* Start TASK INPUT *
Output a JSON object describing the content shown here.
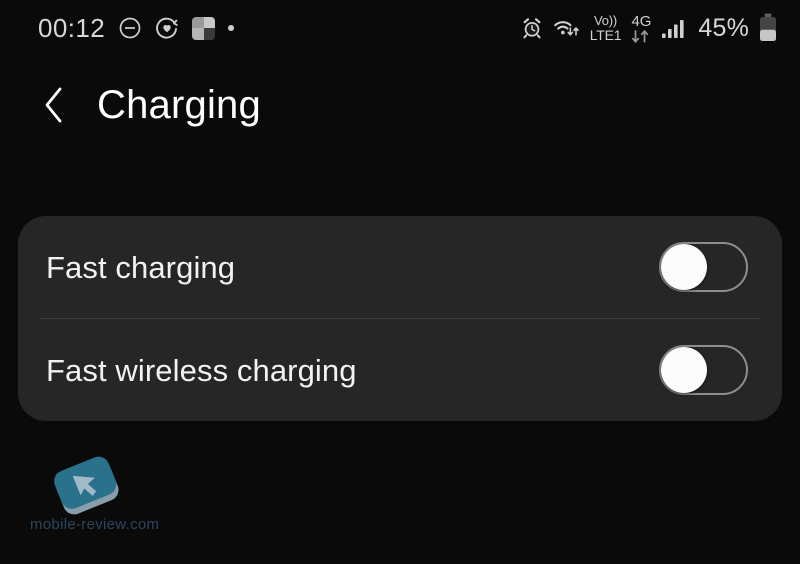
{
  "status_bar": {
    "time": "00:12",
    "left_icons": [
      {
        "name": "do-not-disturb-icon",
        "glyph": "minus-circle"
      },
      {
        "name": "health-heart-icon",
        "glyph": "heart-circle"
      },
      {
        "name": "multi-window-icon",
        "glyph": "quad-square"
      },
      {
        "name": "notification-dot-icon",
        "glyph": "dot"
      }
    ],
    "right_icons": [
      {
        "name": "alarm-icon",
        "glyph": "alarm-clock"
      },
      {
        "name": "wifi-icon",
        "glyph": "wifi-with-transfer-arrows"
      },
      {
        "name": "volte-icon",
        "label_top": "Vo))",
        "label_bottom": "LTE1"
      },
      {
        "name": "mobile-network-icon",
        "label": "4G",
        "glyph": "data-transfer-arrows"
      },
      {
        "name": "signal-bars-icon",
        "glyph": "signal-4-bars"
      }
    ],
    "battery_percent_label": "45%",
    "battery_level": 45
  },
  "header": {
    "back_icon": "chevron-left-icon",
    "title": "Charging"
  },
  "settings": {
    "rows": [
      {
        "id": "fast-charging",
        "label": "Fast charging",
        "toggle_state": "off",
        "toggle_name": "fast-charging-toggle"
      },
      {
        "id": "fast-wireless-charging",
        "label": "Fast wireless charging",
        "toggle_state": "off",
        "toggle_name": "fast-wireless-charging-toggle"
      }
    ]
  },
  "watermark": {
    "text": "mobile-review.com",
    "logo_color": "#2c7794",
    "text_color": "#2d4a63"
  },
  "colors": {
    "page_background": "#0a0a0a",
    "card_background": "#262626",
    "divider": "#3d3d3d",
    "primary_text": "#ffffff",
    "status_text": "#d8d8d8",
    "toggle_track_off": "#8e8e8e",
    "toggle_knob": "#fbfbfb"
  }
}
* End TASK INPUT *
WHAT YOU ARE ASKED TO DO ▸ Copy whichever lines in the listing above contain the word "signal".

SOLUTION FOR THIS PROBLEM ▸
        "name": "signal-bars-icon",
        "glyph": "signal-4-bars"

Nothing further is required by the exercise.